▶ _Short task_: Give a verbatim quotation of every record.

==== Recorded data

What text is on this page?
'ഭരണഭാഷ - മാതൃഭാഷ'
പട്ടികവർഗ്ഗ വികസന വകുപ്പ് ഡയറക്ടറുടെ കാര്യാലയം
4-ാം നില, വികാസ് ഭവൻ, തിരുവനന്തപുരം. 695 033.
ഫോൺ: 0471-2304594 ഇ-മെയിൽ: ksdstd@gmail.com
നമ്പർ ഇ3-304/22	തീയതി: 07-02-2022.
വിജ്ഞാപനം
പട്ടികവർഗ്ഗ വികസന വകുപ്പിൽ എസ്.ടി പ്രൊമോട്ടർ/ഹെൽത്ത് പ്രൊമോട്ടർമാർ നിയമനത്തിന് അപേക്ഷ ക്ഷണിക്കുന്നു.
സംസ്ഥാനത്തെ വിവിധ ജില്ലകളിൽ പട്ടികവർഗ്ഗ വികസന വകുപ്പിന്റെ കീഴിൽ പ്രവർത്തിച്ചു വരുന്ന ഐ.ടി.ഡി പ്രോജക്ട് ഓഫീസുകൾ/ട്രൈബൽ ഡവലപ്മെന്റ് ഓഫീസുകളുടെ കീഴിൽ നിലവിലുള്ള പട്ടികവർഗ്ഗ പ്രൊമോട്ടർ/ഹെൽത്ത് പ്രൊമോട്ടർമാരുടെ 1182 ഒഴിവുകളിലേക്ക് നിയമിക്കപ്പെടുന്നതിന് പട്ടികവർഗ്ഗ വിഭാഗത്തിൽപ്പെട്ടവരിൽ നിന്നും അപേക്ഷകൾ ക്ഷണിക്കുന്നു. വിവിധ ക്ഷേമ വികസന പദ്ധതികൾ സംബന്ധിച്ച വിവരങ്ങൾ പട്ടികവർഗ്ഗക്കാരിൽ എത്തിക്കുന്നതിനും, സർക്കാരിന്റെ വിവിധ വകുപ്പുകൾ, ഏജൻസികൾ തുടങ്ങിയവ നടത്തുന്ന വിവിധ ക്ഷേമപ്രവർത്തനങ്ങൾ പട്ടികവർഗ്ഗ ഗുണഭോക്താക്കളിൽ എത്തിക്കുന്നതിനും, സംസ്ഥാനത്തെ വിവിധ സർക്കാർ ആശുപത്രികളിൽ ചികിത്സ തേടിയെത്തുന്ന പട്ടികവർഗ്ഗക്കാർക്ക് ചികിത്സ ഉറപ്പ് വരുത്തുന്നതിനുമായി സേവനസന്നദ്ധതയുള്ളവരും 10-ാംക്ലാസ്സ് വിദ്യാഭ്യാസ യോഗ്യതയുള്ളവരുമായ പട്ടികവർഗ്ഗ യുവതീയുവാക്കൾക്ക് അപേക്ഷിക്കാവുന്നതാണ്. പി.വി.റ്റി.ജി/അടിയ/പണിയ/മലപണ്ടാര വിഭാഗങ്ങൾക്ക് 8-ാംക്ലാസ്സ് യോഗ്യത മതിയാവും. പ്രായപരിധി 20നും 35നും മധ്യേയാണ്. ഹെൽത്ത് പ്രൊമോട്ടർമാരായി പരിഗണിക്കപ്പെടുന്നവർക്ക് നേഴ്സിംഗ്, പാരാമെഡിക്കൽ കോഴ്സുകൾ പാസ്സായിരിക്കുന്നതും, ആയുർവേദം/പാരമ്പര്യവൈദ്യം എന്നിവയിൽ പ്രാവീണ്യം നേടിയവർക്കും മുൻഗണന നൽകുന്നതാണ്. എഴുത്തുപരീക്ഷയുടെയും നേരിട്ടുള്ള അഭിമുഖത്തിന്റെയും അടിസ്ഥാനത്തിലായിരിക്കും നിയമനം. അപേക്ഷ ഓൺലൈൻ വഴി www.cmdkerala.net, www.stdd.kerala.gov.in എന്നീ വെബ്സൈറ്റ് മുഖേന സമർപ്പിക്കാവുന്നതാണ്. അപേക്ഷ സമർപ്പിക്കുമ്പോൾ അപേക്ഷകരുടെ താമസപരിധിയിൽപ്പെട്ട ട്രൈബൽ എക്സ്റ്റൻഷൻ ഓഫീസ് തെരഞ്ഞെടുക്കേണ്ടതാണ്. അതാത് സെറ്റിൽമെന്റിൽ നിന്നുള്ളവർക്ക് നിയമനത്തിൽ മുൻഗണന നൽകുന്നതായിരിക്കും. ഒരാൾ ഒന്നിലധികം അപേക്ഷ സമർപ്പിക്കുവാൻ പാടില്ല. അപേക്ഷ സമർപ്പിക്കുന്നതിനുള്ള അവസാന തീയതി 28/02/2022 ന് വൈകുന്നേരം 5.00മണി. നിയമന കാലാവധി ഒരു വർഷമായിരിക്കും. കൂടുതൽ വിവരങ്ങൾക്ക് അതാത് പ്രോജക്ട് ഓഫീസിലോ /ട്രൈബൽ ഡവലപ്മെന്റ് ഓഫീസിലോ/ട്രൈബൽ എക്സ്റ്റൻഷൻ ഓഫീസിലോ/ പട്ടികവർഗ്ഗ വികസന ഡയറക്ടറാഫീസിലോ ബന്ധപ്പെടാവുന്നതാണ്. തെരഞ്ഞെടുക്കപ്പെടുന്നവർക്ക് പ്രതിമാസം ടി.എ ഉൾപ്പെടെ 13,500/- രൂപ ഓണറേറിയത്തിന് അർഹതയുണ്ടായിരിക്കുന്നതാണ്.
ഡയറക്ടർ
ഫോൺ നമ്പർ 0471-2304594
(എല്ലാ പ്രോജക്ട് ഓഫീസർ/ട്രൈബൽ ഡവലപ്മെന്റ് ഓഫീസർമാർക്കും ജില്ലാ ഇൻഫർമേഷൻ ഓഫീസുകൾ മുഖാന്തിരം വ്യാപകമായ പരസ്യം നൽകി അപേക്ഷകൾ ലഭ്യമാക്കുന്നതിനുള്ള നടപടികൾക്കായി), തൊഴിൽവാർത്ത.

========

▶ _Answer in full_:
What text is on this page?
'ഭരണഭാഷ - മാതൃഭാഷ'
പട്ടികവർഗ്ഗ വികസന വകുപ്പ് ഡയറക്ടറുടെ കാര്യാലയം
4-ാം നില, വികാസ് ഭവൻ, തിരുവനന്തപുരം. 695 033.
ഫോൺ: 0471-2304594 ഇ-മെയിൽ: ksdstd@gmail.com
നമ്പർ ഇ3-304/22	തീയതി: 07-02-2022.
വിജ്ഞാപനം
പട്ടികവർഗ്ഗ വികസന വകുപ്പിൽ എസ്.ടി പ്രൊമോട്ടർ/ഹെൽത്ത് പ്രൊമോട്ടർമാർ നിയമനത്തിന് അപേക്ഷ ക്ഷണിക്കുന്നു.
സംസ്ഥാനത്തെ വിവിധ ജില്ലകളിൽ പട്ടികവർഗ്ഗ വികസന വകുപ്പിന്റെ കീഴിൽ പ്രവർത്തിച്ചു വരുന്ന ഐ.ടി.ഡി പ്രോജക്ട് ഓഫീസുകൾ/ട്രൈബൽ ഡവലപ്മെന്റ് ഓഫീസുകളുടെ കീഴിൽ നിലവിലുള്ള പട്ടികവർഗ്ഗ പ്രൊമോട്ടർ/ഹെൽത്ത് പ്രൊമോട്ടർമാരുടെ 1182 ഒഴിവുകളിലേക്ക് നിയമിക്കപ്പെടുന്നതിന് പട്ടികവർഗ്ഗ വിഭാഗത്തിൽപ്പെട്ടവരിൽ നിന്നും അപേക്ഷകൾ ക്ഷണിക്കുന്നു. വിവിധ ക്ഷേമ വികസന പദ്ധതികൾ സംബന്ധിച്ച വിവരങ്ങൾ പട്ടികവർഗ്ഗക്കാരിൽ എത്തിക്കുന്നതിനും, സർക്കാരിന്റെ വിവിധ വകുപ്പുകൾ, ഏജൻസികൾ തുടങ്ങിയവ നടത്തുന്ന വിവിധ ക്ഷേമപ്രവർത്തനങ്ങൾ പട്ടികവർഗ്ഗ ഗുണഭോക്താക്കളിൽ എത്തിക്കുന്നതിനും, സംസ്ഥാനത്തെ വിവിധ സർക്കാർ ആശുപത്രികളിൽ ചികിത്സ തേടിയെത്തുന്ന പട്ടികവർഗ്ഗക്കാർക്ക് ചികിത്സ ഉറപ്പ് വരുത്തുന്നതിനുമായി സേവനസന്നദ്ധതയുള്ളവരും 10-ാംക്ലാസ്സ് വിദ്യാഭ്യാസ യോഗ്യതയുള്ളവരുമായ പട്ടികവർഗ്ഗ യുവതീയുവാക്കൾക്ക് അപേക്ഷിക്കാവുന്നതാണ്. പി.വി.റ്റി.ജി/അടിയ/പണിയ/മലപണ്ടാര വിഭാഗങ്ങൾക്ക് 8-ാംക്ലാസ്സ് യോഗ്യത മതിയാവും. പ്രായപരിധി 20നും 35നും മധ്യേയാണ്. ഹെൽത്ത് പ്രൊമോട്ടർമാരായി പരിഗണിക്കപ്പെടുന്നവർക്ക് നേഴ്സിംഗ്, പാരാമെഡിക്കൽ കോഴ്സുകൾ പാസ്സായിരിക്കുന്നതും, ആയുർവേദം/പാരമ്പര്യവൈദ്യം എന്നിവയിൽ പ്രാവീണ്യം നേടിയവർക്കും മുൻഗണന നൽകുന്നതാണ്. എഴുത്തുപരീക്ഷയുടെയും നേരിട്ടുള്ള അഭിമുഖത്തിന്റെയും അടിസ്ഥാനത്തിലായിരിക്കും നിയമനം. അപേക്ഷ ഓൺലൈൻ വഴി www.cmdkerala.net, www.stdd.kerala.gov.in എന്നീ വെബ്സൈറ്റ് മുഖേന സമർപ്പിക്കാവുന്നതാണ്. അപേക്ഷ സമർപ്പിക്കുമ്പോൾ അപേക്ഷകരുടെ താമസപരിധിയിൽപ്പെട്ട ട്രൈബൽ എക്സ്റ്റൻഷൻ ഓഫീസ് തെരഞ്ഞെടുക്കേണ്ടതാണ്. അതാത് സെറ്റിൽമെന്റിൽ നിന്നുള്ളവർക്ക് നിയമനത്തിൽ മുൻഗണന നൽകുന്നതായിരിക്കും. ഒരാൾ ഒന്നിലധികം അപേക്ഷ സമർപ്പിക്കുവാൻ പാടില്ല. അപേക്ഷ സമർപ്പിക്കുന്നതിനുള്ള അവസാന തീയതി 28/02/2022 ന് വൈകുന്നേരം 5.00മണി. നിയമന കാലാവധി ഒരു വർഷമായിരിക്കും. കൂടുതൽ വിവരങ്ങൾക്ക് അതാത് പ്രോജക്ട് ഓഫീസിലോ /ട്രൈബൽ ഡവലപ്മെന്റ് ഓഫീസിലോ/ട്രൈബൽ എക്സ്റ്റൻഷൻ ഓഫീസിലോ/ പട്ടികവർഗ്ഗ വികസന ഡയറക്ടറാഫീസിലോ ബന്ധപ്പെടാവുന്നതാണ്. തെരഞ്ഞെടുക്കപ്പെടുന്നവർക്ക് പ്രതിമാസം ടി.എ ഉൾപ്പെടെ 13,500/- രൂപ ഓണറേറിയത്തിന് അർഹതയുണ്ടായിരിക്കുന്നതാണ്.
ഡയറക്ടർ
ഫോൺ നമ്പർ 0471-2304594
(എല്ലാ പ്രോജക്ട് ഓഫീസർ/ട്രൈബൽ ഡവലപ്മെന്റ് ഓഫീസർമാർക്കും ജില്ലാ ഇൻഫർമേഷൻ ഓഫീസുകൾ മുഖാന്തിരം വ്യാപകമായ പരസ്യം നൽകി അപേക്ഷകൾ ലഭ്യമാക്കുന്നതിനുള്ള നടപടികൾക്കായി), തൊഴിൽവാർത്ത.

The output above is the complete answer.